[Aim of the exercise] Transcribe the listing verbatim. Do not carry over any pictures.

[Material shown]
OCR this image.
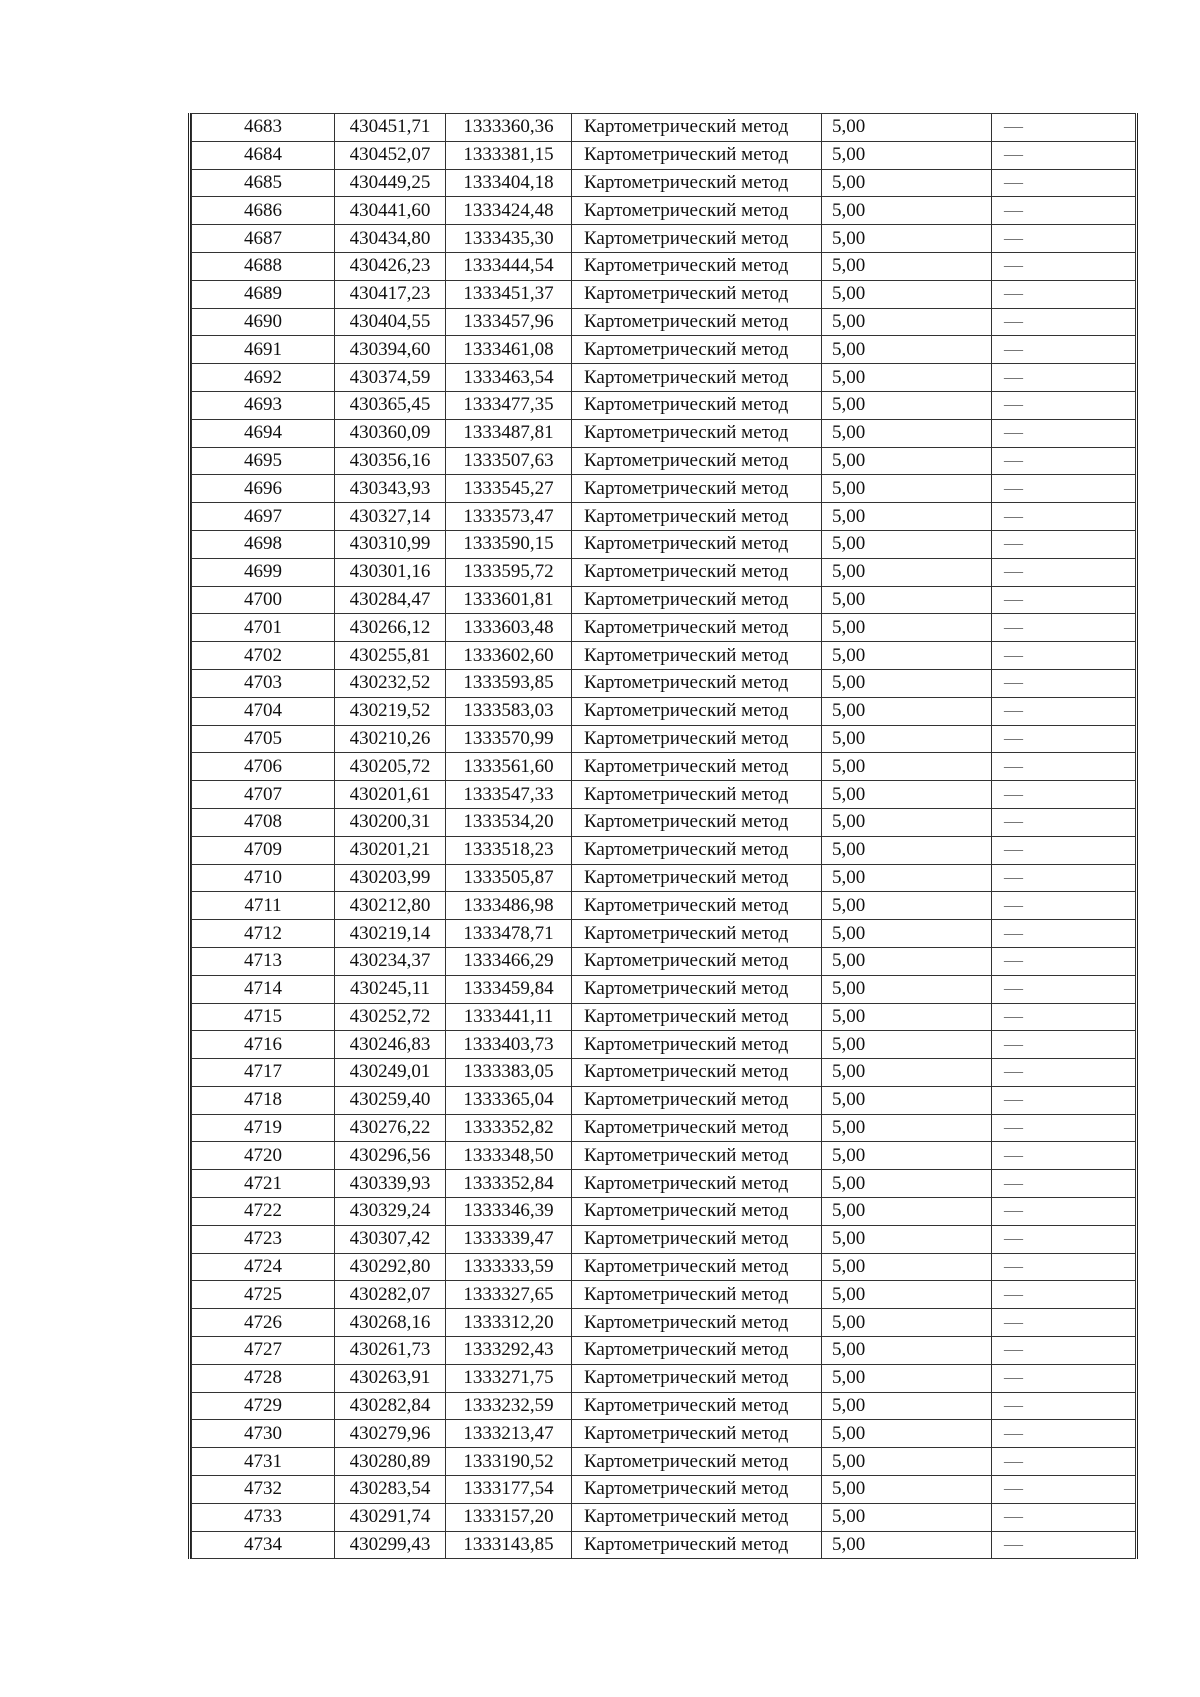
4683	430451,71	1333360,36	Картометрический метод	5,00	—
4684	430452,07	1333381,15	Картометрический метод	5,00	—
4685	430449,25	1333404,18	Картометрический метод	5,00	—
4686	430441,60	1333424,48	Картометрический метод	5,00	—
4687	430434,80	1333435,30	Картометрический метод	5,00	—
4688	430426,23	1333444,54	Картометрический метод	5,00	—
4689	430417,23	1333451,37	Картометрический метод	5,00	—
4690	430404,55	1333457,96	Картометрический метод	5,00	—
4691	430394,60	1333461,08	Картометрический метод	5,00	—
4692	430374,59	1333463,54	Картометрический метод	5,00	—
4693	430365,45	1333477,35	Картометрический метод	5,00	—
4694	430360,09	1333487,81	Картометрический метод	5,00	—
4695	430356,16	1333507,63	Картометрический метод	5,00	—
4696	430343,93	1333545,27	Картометрический метод	5,00	—
4697	430327,14	1333573,47	Картометрический метод	5,00	—
4698	430310,99	1333590,15	Картометрический метод	5,00	—
4699	430301,16	1333595,72	Картометрический метод	5,00	—
4700	430284,47	1333601,81	Картометрический метод	5,00	—
4701	430266,12	1333603,48	Картометрический метод	5,00	—
4702	430255,81	1333602,60	Картометрический метод	5,00	—
4703	430232,52	1333593,85	Картометрический метод	5,00	—
4704	430219,52	1333583,03	Картометрический метод	5,00	—
4705	430210,26	1333570,99	Картометрический метод	5,00	—
4706	430205,72	1333561,60	Картометрический метод	5,00	—
4707	430201,61	1333547,33	Картометрический метод	5,00	—
4708	430200,31	1333534,20	Картометрический метод	5,00	—
4709	430201,21	1333518,23	Картометрический метод	5,00	—
4710	430203,99	1333505,87	Картометрический метод	5,00	—
4711	430212,80	1333486,98	Картометрический метод	5,00	—
4712	430219,14	1333478,71	Картометрический метод	5,00	—
4713	430234,37	1333466,29	Картометрический метод	5,00	—
4714	430245,11	1333459,84	Картометрический метод	5,00	—
4715	430252,72	1333441,11	Картометрический метод	5,00	—
4716	430246,83	1333403,73	Картометрический метод	5,00	—
4717	430249,01	1333383,05	Картометрический метод	5,00	—
4718	430259,40	1333365,04	Картометрический метод	5,00	—
4719	430276,22	1333352,82	Картометрический метод	5,00	—
4720	430296,56	1333348,50	Картометрический метод	5,00	—
4721	430339,93	1333352,84	Картометрический метод	5,00	—
4722	430329,24	1333346,39	Картометрический метод	5,00	—
4723	430307,42	1333339,47	Картометрический метод	5,00	—
4724	430292,80	1333333,59	Картометрический метод	5,00	—
4725	430282,07	1333327,65	Картометрический метод	5,00	—
4726	430268,16	1333312,20	Картометрический метод	5,00	—
4727	430261,73	1333292,43	Картометрический метод	5,00	—
4728	430263,91	1333271,75	Картометрический метод	5,00	—
4729	430282,84	1333232,59	Картометрический метод	5,00	—
4730	430279,96	1333213,47	Картометрический метод	5,00	—
4731	430280,89	1333190,52	Картометрический метод	5,00	—
4732	430283,54	1333177,54	Картометрический метод	5,00	—
4733	430291,74	1333157,20	Картометрический метод	5,00	—
4734	430299,43	1333143,85	Картометрический метод	5,00	—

[Problem solution]
OCR this image.
4683	430451,71	1333360,36	Картометрический метод	5,00	—
4684	430452,07	1333381,15	Картометрический метод	5,00	—
4685	430449,25	1333404,18	Картометрический метод	5,00	—
4686	430441,60	1333424,48	Картометрический метод	5,00	—
4687	430434,80	1333435,30	Картометрический метод	5,00	—
4688	430426,23	1333444,54	Картометрический метод	5,00	—
4689	430417,23	1333451,37	Картометрический метод	5,00	—
4690	430404,55	1333457,96	Картометрический метод	5,00	—
4691	430394,60	1333461,08	Картометрический метод	5,00	—
4692	430374,59	1333463,54	Картометрический метод	5,00	—
4693	430365,45	1333477,35	Картометрический метод	5,00	—
4694	430360,09	1333487,81	Картометрический метод	5,00	—
4695	430356,16	1333507,63	Картометрический метод	5,00	—
4696	430343,93	1333545,27	Картометрический метод	5,00	—
4697	430327,14	1333573,47	Картометрический метод	5,00	—
4698	430310,99	1333590,15	Картометрический метод	5,00	—
4699	430301,16	1333595,72	Картометрический метод	5,00	—
4700	430284,47	1333601,81	Картометрический метод	5,00	—
4701	430266,12	1333603,48	Картометрический метод	5,00	—
4702	430255,81	1333602,60	Картометрический метод	5,00	—
4703	430232,52	1333593,85	Картометрический метод	5,00	—
4704	430219,52	1333583,03	Картометрический метод	5,00	—
4705	430210,26	1333570,99	Картометрический метод	5,00	—
4706	430205,72	1333561,60	Картометрический метод	5,00	—
4707	430201,61	1333547,33	Картометрический метод	5,00	—
4708	430200,31	1333534,20	Картометрический метод	5,00	—
4709	430201,21	1333518,23	Картометрический метод	5,00	—
4710	430203,99	1333505,87	Картометрический метод	5,00	—
4711	430212,80	1333486,98	Картометрический метод	5,00	—
4712	430219,14	1333478,71	Картометрический метод	5,00	—
4713	430234,37	1333466,29	Картометрический метод	5,00	—
4714	430245,11	1333459,84	Картометрический метод	5,00	—
4715	430252,72	1333441,11	Картометрический метод	5,00	—
4716	430246,83	1333403,73	Картометрический метод	5,00	—
4717	430249,01	1333383,05	Картометрический метод	5,00	—
4718	430259,40	1333365,04	Картометрический метод	5,00	—
4719	430276,22	1333352,82	Картометрический метод	5,00	—
4720	430296,56	1333348,50	Картометрический метод	5,00	—
4721	430339,93	1333352,84	Картометрический метод	5,00	—
4722	430329,24	1333346,39	Картометрический метод	5,00	—
4723	430307,42	1333339,47	Картометрический метод	5,00	—
4724	430292,80	1333333,59	Картометрический метод	5,00	—
4725	430282,07	1333327,65	Картометрический метод	5,00	—
4726	430268,16	1333312,20	Картометрический метод	5,00	—
4727	430261,73	1333292,43	Картометрический метод	5,00	—
4728	430263,91	1333271,75	Картометрический метод	5,00	—
4729	430282,84	1333232,59	Картометрический метод	5,00	—
4730	430279,96	1333213,47	Картометрический метод	5,00	—
4731	430280,89	1333190,52	Картометрический метод	5,00	—
4732	430283,54	1333177,54	Картометрический метод	5,00	—
4733	430291,74	1333157,20	Картометрический метод	5,00	—
4734	430299,43	1333143,85	Картометрический метод	5,00	—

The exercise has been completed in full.